(Extracts from a graphics dataset)
####################
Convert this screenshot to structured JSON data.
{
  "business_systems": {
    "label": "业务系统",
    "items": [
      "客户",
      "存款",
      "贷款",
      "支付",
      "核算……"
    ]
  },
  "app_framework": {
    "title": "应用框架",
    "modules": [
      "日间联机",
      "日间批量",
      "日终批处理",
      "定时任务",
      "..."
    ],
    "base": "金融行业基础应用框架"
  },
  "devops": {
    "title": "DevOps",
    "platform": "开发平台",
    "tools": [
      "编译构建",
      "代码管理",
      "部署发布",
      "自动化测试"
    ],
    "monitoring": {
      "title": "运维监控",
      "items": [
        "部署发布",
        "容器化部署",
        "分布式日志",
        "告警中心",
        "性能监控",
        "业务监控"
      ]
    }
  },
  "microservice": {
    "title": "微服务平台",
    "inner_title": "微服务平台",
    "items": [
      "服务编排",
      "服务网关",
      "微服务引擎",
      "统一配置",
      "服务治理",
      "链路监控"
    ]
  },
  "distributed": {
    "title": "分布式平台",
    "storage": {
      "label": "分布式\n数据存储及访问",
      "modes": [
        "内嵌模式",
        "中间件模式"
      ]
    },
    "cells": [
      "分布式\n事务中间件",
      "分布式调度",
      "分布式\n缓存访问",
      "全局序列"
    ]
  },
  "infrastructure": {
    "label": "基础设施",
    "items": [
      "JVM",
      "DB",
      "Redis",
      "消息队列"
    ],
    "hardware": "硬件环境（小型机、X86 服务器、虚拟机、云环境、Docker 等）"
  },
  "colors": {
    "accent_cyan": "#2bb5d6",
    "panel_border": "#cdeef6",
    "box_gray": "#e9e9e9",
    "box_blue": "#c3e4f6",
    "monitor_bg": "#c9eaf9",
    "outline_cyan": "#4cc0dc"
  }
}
####################
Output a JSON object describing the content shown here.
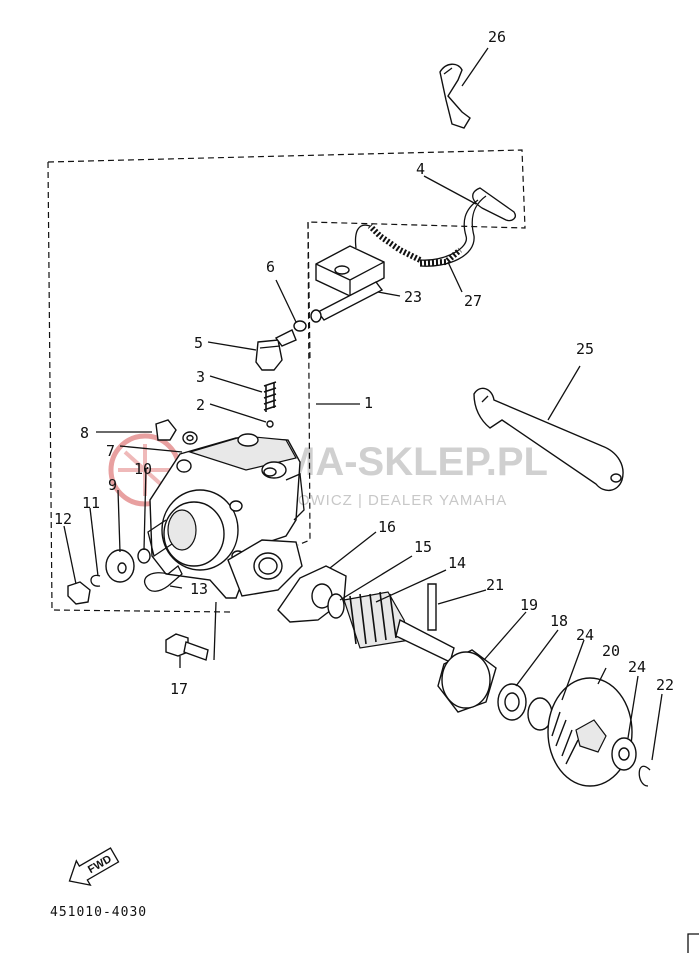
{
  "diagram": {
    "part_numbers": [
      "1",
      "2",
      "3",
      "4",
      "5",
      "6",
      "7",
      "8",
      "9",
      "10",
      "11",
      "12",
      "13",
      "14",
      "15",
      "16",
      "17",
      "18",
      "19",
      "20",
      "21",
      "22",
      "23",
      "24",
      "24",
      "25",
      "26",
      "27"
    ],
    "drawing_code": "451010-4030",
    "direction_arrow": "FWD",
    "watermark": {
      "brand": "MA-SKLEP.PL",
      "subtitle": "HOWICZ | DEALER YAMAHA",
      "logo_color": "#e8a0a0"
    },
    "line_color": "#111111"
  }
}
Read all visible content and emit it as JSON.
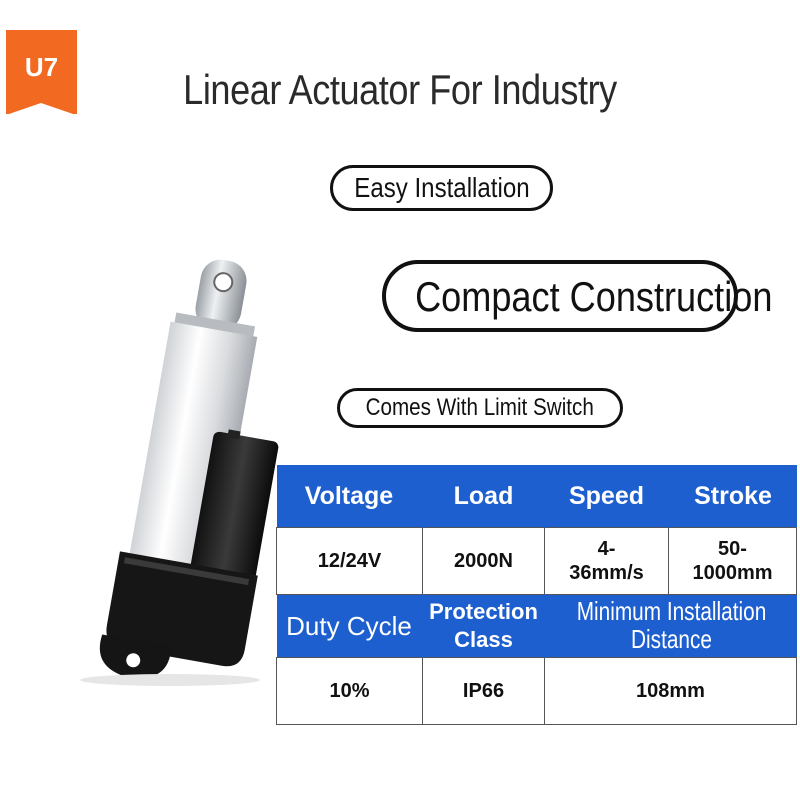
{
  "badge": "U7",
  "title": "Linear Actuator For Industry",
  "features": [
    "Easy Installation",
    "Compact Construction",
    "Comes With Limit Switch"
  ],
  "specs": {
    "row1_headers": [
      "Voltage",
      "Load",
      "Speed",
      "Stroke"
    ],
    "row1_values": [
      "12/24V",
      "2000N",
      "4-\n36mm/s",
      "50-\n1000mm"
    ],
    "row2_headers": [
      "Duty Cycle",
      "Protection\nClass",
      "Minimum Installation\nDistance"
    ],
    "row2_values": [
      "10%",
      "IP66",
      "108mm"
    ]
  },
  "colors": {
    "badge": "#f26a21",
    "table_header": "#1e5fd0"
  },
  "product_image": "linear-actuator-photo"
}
####################
| Task |
Report all lines of the data that include the word "content".

| Solution for this task |
Output a JSON object describing the content shown here.
Read all visible content and emit it as JSON.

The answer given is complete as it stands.